» A block of data
# # # # #
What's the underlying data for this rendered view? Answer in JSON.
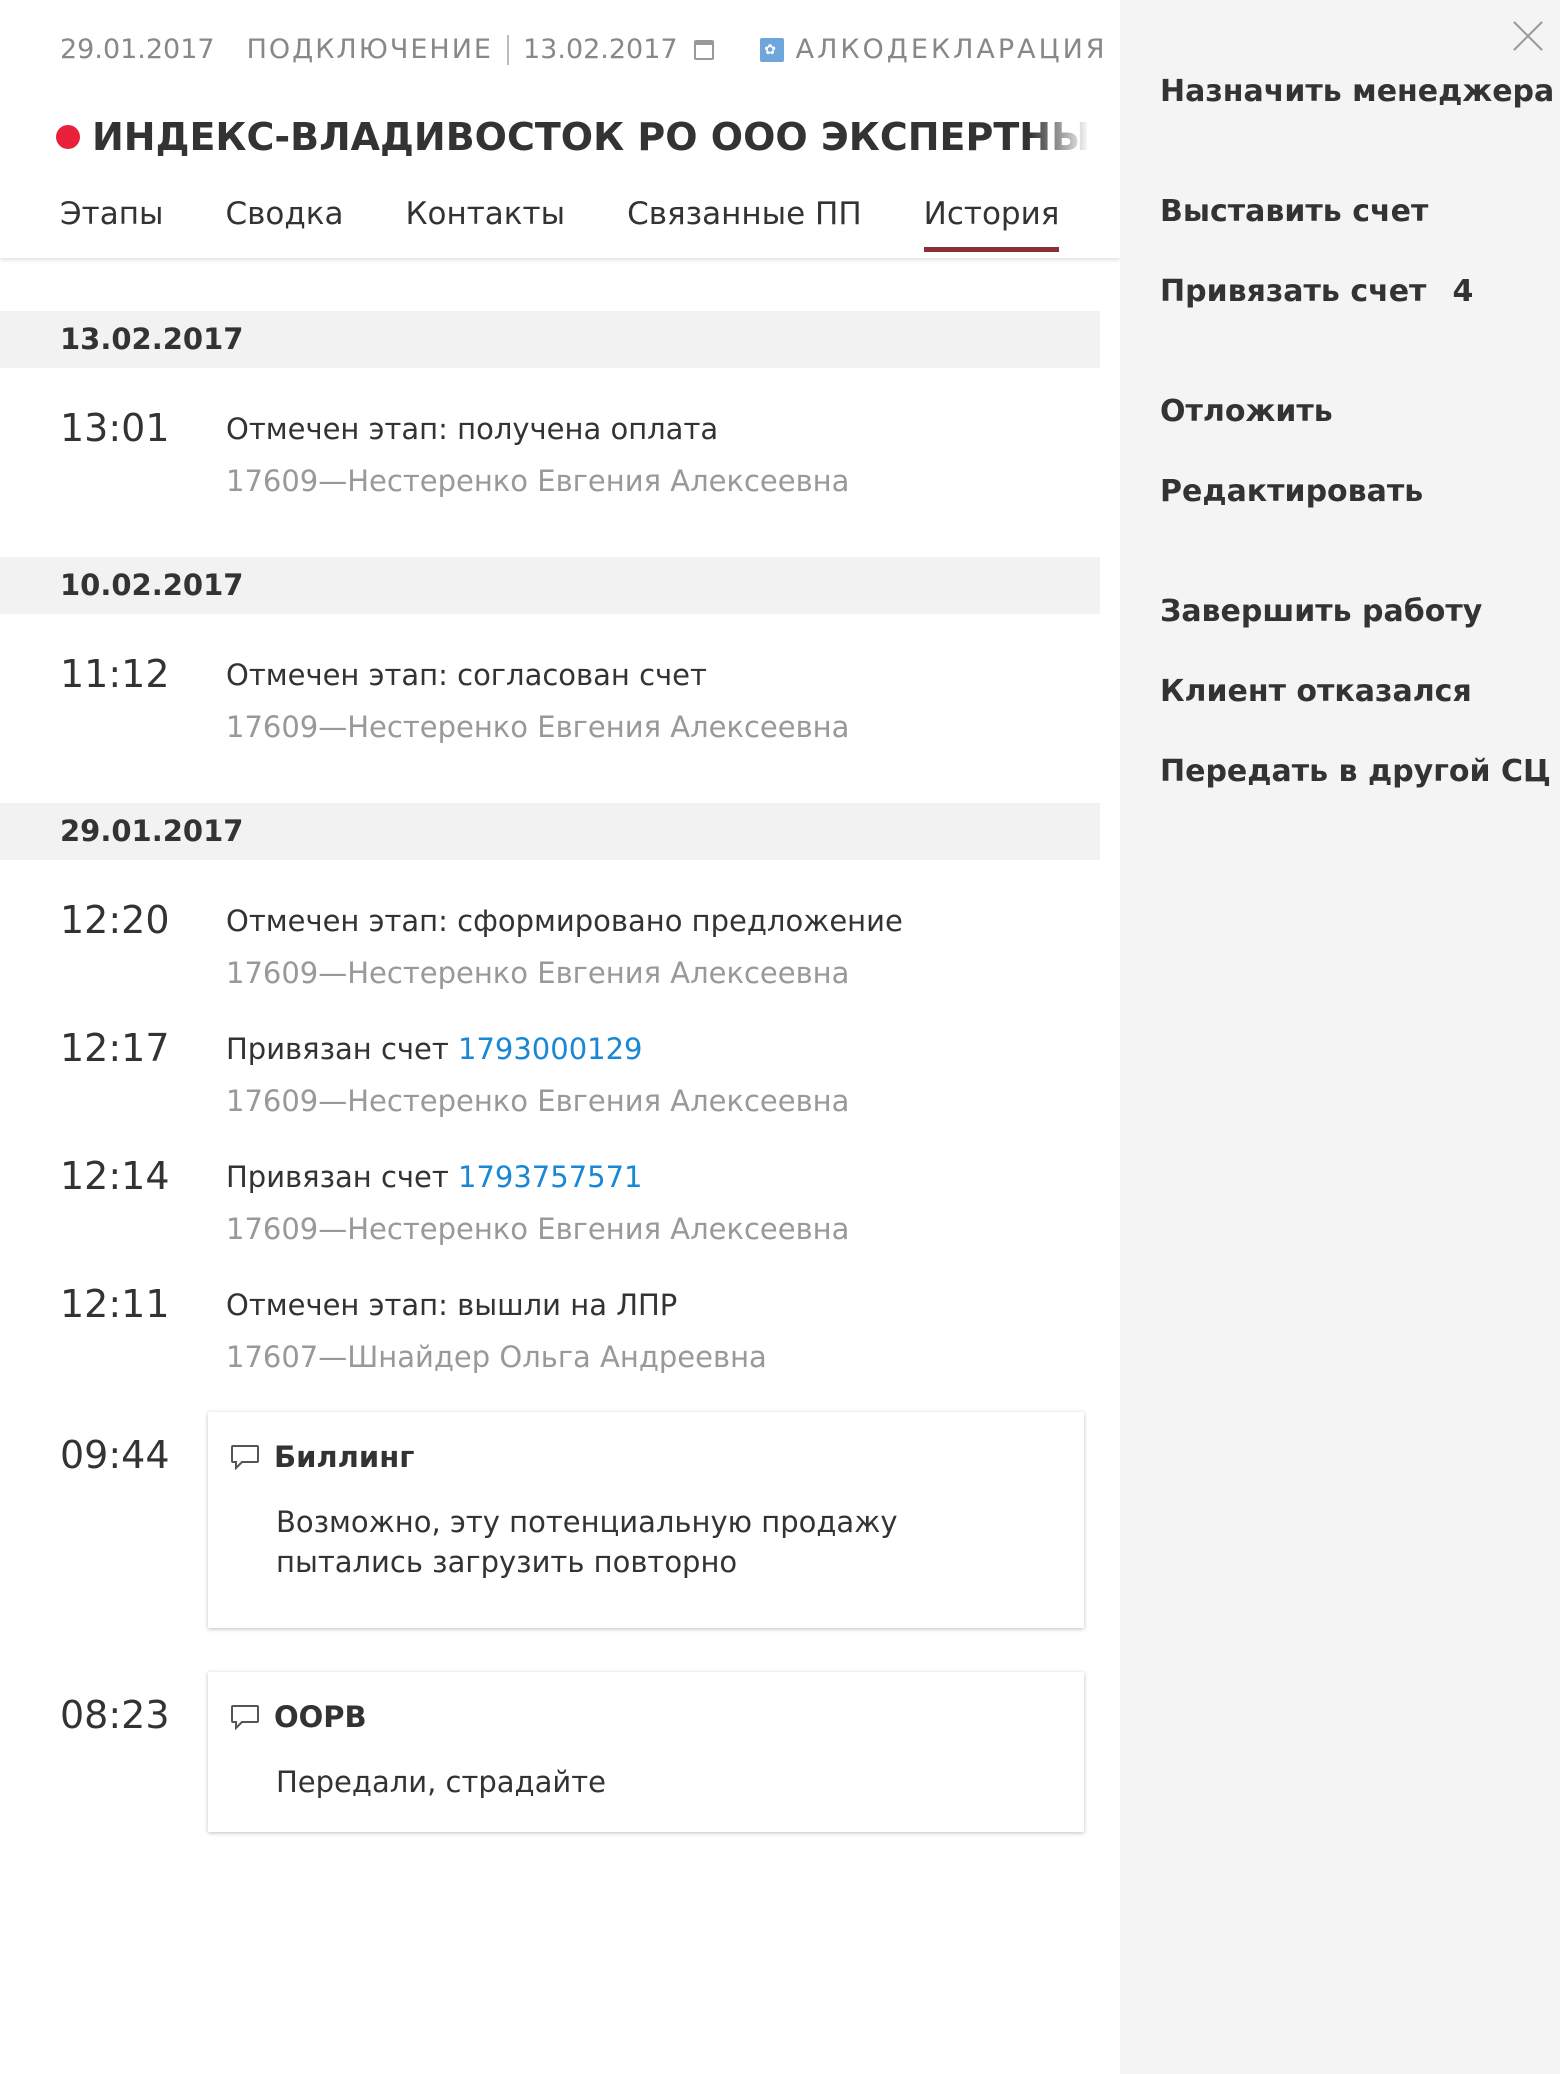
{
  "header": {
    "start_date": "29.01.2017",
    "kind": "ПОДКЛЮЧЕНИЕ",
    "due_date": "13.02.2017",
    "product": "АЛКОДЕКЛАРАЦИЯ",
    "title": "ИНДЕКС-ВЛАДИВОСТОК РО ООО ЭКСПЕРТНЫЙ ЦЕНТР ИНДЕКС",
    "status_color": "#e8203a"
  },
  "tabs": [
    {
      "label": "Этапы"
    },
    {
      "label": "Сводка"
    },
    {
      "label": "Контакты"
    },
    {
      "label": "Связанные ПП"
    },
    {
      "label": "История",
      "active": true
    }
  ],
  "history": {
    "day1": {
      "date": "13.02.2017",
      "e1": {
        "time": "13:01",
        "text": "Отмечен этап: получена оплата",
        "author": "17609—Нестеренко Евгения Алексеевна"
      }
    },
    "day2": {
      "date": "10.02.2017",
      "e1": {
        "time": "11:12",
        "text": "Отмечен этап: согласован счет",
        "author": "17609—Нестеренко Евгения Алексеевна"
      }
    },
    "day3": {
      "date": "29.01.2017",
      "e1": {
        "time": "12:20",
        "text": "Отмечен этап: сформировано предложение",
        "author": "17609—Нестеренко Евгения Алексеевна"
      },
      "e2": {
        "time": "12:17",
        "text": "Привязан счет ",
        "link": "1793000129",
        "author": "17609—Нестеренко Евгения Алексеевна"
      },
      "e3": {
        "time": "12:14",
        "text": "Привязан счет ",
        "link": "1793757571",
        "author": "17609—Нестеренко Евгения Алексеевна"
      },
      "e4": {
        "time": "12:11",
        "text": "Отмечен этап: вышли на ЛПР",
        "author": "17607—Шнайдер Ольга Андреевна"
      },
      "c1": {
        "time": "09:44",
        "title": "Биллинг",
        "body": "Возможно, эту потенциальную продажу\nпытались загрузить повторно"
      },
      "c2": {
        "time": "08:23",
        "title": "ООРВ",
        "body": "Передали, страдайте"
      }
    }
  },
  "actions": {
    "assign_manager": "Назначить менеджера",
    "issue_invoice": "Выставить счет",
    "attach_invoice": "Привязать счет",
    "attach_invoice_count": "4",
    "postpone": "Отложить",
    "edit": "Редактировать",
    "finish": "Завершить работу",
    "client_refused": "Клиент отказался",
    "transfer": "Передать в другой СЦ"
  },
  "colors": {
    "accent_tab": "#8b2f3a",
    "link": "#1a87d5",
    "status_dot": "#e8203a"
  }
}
# # # # #
» What to work on
Images should not appear in the copy; retype the listing above exactly.

» Result
What's the underlying data for this rendered view? Answer in JSON.
{
  "header": {
    "start_date": "29.01.2017",
    "kind": "ПОДКЛЮЧЕНИЕ",
    "due_date": "13.02.2017",
    "product": "АЛКОДЕКЛАРАЦИЯ",
    "title": "ИНДЕКС-ВЛАДИВОСТОК РО ООО ЭКСПЕРТНЫЙ ЦЕНТР ИНДЕКС",
    "status_color": "#e8203a"
  },
  "tabs": [
    {
      "label": "Этапы"
    },
    {
      "label": "Сводка"
    },
    {
      "label": "Контакты"
    },
    {
      "label": "Связанные ПП"
    },
    {
      "label": "История",
      "active": true
    }
  ],
  "history": {
    "day1": {
      "date": "13.02.2017",
      "e1": {
        "time": "13:01",
        "text": "Отмечен этап: получена оплата",
        "author": "17609—Нестеренко Евгения Алексеевна"
      }
    },
    "day2": {
      "date": "10.02.2017",
      "e1": {
        "time": "11:12",
        "text": "Отмечен этап: согласован счет",
        "author": "17609—Нестеренко Евгения Алексеевна"
      }
    },
    "day3": {
      "date": "29.01.2017",
      "e1": {
        "time": "12:20",
        "text": "Отмечен этап: сформировано предложение",
        "author": "17609—Нестеренко Евгения Алексеевна"
      },
      "e2": {
        "time": "12:17",
        "text": "Привязан счет ",
        "link": "1793000129",
        "author": "17609—Нестеренко Евгения Алексеевна"
      },
      "e3": {
        "time": "12:14",
        "text": "Привязан счет ",
        "link": "1793757571",
        "author": "17609—Нестеренко Евгения Алексеевна"
      },
      "e4": {
        "time": "12:11",
        "text": "Отмечен этап: вышли на ЛПР",
        "author": "17607—Шнайдер Ольга Андреевна"
      },
      "c1": {
        "time": "09:44",
        "title": "Биллинг",
        "body": "Возможно, эту потенциальную продажу\nпытались загрузить повторно"
      },
      "c2": {
        "time": "08:23",
        "title": "ООРВ",
        "body": "Передали, страдайте"
      }
    }
  },
  "actions": {
    "assign_manager": "Назначить менеджера",
    "issue_invoice": "Выставить счет",
    "attach_invoice": "Привязать счет",
    "attach_invoice_count": "4",
    "postpone": "Отложить",
    "edit": "Редактировать",
    "finish": "Завершить работу",
    "client_refused": "Клиент отказался",
    "transfer": "Передать в другой СЦ"
  },
  "colors": {
    "accent_tab": "#8b2f3a",
    "link": "#1a87d5",
    "status_dot": "#e8203a"
  }
}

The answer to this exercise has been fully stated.